▸ WHAT YOU ARE ASKED TO DO
Scan the following material for the string "равен" and copy each line in which it appears.
::::::::
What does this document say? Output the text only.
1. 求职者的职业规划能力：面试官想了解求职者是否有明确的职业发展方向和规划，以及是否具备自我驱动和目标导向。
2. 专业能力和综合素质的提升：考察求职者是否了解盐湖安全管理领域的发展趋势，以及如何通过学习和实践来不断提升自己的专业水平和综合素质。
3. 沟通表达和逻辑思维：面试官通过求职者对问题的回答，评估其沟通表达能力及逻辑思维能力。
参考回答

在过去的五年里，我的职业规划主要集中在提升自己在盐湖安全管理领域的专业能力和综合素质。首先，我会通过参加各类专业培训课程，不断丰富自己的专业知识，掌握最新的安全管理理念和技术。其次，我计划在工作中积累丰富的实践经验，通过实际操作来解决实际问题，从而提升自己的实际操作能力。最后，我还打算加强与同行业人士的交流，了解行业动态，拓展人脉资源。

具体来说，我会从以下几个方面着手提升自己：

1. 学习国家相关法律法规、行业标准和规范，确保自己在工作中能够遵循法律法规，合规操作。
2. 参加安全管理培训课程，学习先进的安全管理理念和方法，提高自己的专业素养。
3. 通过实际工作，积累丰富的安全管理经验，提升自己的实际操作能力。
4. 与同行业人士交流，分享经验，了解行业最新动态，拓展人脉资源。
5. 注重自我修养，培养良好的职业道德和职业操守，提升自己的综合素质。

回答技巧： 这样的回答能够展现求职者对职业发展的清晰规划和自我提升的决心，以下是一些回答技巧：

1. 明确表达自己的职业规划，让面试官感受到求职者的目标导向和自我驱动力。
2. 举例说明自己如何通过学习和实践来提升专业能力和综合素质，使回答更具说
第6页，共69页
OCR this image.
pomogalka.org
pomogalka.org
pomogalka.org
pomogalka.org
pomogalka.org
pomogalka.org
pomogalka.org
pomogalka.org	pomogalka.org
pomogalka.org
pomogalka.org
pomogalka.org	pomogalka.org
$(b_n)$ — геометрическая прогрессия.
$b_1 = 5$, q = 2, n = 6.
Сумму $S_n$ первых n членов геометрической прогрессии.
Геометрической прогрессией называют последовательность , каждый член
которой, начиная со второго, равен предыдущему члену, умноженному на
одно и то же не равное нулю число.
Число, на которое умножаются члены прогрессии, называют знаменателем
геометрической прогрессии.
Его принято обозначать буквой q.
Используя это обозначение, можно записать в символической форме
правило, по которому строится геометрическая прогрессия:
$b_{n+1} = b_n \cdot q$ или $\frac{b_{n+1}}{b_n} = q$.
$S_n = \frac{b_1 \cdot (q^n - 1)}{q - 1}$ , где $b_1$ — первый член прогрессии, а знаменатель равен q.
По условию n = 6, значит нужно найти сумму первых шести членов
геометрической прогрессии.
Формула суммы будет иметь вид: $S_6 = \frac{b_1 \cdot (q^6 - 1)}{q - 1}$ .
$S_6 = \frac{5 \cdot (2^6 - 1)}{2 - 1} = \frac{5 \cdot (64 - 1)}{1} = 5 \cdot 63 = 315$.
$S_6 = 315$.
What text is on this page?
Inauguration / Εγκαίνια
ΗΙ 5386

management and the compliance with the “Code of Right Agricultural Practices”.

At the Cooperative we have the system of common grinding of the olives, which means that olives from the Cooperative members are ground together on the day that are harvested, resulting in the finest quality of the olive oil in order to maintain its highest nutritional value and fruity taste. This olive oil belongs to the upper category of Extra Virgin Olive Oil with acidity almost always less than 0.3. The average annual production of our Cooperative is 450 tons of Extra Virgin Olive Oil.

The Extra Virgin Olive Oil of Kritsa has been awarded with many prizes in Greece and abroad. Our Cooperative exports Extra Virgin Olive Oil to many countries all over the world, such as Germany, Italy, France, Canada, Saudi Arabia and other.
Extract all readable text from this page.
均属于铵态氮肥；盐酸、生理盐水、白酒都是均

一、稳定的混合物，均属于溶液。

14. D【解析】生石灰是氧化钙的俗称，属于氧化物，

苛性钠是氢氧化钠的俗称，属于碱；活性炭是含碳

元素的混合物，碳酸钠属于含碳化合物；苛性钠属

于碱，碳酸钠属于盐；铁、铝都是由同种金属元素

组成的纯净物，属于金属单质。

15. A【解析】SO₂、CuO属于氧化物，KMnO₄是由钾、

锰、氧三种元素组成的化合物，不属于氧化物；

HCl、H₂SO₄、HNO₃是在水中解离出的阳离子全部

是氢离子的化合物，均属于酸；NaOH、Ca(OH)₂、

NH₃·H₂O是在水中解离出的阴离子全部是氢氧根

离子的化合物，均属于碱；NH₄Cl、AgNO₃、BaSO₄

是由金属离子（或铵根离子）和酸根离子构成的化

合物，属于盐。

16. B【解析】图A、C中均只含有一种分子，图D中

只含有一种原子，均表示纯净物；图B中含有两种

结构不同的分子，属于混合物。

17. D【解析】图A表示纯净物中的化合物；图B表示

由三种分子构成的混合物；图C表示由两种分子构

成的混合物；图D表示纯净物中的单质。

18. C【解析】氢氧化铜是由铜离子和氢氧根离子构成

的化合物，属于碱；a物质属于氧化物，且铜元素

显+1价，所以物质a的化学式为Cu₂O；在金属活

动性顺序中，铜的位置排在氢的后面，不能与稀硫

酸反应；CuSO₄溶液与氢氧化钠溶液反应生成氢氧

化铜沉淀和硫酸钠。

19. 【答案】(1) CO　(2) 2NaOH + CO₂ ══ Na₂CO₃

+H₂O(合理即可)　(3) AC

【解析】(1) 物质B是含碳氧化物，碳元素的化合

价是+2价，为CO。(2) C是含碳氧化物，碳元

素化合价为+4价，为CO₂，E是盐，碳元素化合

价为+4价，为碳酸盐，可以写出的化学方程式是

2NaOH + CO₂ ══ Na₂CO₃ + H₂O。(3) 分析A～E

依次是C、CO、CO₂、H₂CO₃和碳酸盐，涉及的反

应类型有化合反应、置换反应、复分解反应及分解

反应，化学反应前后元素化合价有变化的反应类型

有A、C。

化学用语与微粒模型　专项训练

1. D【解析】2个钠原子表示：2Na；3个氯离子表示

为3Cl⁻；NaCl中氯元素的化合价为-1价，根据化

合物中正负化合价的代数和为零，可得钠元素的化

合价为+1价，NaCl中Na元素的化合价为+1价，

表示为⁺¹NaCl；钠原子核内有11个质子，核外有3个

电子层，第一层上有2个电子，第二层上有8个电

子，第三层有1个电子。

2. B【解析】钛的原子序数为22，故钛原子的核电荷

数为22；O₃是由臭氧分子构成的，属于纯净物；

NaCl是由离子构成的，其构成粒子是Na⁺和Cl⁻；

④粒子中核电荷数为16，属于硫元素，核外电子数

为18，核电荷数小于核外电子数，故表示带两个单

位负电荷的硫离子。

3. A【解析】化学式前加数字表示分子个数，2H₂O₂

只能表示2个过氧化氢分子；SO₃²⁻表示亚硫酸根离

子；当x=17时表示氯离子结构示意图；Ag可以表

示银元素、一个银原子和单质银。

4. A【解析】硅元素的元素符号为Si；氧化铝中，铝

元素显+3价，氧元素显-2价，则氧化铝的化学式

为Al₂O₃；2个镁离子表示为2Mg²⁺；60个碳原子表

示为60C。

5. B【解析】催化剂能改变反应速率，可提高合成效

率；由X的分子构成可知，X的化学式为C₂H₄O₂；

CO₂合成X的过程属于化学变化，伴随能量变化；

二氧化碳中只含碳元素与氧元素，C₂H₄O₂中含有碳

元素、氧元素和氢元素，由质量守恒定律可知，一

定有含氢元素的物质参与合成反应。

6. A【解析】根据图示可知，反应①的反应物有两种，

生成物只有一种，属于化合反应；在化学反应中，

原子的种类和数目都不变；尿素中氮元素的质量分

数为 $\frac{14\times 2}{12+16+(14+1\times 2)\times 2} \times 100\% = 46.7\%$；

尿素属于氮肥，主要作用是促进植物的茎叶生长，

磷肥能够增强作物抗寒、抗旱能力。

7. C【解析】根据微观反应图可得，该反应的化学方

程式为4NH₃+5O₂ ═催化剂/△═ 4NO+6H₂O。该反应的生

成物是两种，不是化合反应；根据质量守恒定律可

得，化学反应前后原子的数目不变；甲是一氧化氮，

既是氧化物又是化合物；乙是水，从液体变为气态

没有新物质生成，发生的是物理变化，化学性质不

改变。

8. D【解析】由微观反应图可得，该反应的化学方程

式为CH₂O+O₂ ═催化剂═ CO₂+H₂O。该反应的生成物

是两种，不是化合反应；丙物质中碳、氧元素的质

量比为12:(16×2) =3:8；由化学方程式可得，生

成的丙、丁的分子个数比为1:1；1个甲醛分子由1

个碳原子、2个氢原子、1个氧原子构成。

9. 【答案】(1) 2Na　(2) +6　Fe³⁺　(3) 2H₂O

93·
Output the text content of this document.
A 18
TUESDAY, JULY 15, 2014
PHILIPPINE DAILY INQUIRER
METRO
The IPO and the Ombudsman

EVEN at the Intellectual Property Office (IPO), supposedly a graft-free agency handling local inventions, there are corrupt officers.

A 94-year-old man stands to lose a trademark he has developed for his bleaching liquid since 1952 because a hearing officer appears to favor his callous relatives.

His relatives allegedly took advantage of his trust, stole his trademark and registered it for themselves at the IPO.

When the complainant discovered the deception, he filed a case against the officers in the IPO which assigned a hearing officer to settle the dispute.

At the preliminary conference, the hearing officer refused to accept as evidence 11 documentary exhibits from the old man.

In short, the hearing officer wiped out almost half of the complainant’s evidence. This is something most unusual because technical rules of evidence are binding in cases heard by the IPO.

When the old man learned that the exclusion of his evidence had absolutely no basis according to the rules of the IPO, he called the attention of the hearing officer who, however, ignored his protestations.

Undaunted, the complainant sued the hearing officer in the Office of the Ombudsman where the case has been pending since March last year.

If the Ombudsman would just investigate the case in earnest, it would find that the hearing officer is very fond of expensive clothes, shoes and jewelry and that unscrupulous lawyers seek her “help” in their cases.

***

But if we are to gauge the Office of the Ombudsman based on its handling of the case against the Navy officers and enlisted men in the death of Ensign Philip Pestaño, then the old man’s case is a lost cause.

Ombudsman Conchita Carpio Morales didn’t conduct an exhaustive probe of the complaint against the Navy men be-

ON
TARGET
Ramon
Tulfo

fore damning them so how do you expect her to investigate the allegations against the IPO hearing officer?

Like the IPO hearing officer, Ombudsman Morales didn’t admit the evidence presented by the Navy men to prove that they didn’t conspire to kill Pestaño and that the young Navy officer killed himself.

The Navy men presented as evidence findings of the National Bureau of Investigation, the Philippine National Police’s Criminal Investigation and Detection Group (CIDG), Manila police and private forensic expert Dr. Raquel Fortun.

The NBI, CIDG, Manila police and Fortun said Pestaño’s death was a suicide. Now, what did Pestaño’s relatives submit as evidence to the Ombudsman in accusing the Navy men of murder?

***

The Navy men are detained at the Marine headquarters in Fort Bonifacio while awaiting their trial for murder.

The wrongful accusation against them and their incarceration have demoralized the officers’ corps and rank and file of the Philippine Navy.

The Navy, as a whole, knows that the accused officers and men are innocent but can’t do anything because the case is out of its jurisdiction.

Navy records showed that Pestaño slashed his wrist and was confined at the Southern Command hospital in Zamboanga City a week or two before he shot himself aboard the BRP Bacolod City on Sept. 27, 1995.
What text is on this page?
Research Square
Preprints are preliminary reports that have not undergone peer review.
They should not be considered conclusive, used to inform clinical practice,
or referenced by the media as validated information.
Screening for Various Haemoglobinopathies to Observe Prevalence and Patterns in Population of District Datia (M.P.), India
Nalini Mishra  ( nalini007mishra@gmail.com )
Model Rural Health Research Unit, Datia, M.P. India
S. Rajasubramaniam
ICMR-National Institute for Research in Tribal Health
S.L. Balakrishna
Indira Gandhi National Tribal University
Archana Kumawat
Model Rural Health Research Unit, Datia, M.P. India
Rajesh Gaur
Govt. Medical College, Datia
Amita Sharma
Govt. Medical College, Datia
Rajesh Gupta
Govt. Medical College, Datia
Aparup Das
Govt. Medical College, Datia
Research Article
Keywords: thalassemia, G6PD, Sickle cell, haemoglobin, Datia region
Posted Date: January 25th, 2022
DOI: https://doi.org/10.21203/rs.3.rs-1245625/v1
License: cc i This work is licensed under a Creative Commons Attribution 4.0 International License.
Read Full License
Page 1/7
::::::::
▸ ANSWER TO THE PROBLEM
которой, начиная со второго, равен предыдущему члену, умноженному на
$S_n = \frac{b_1 \cdot (q^n - 1)}{q - 1}$ , где $b_1$ — первый член прогрессии, а знаменатель равен q.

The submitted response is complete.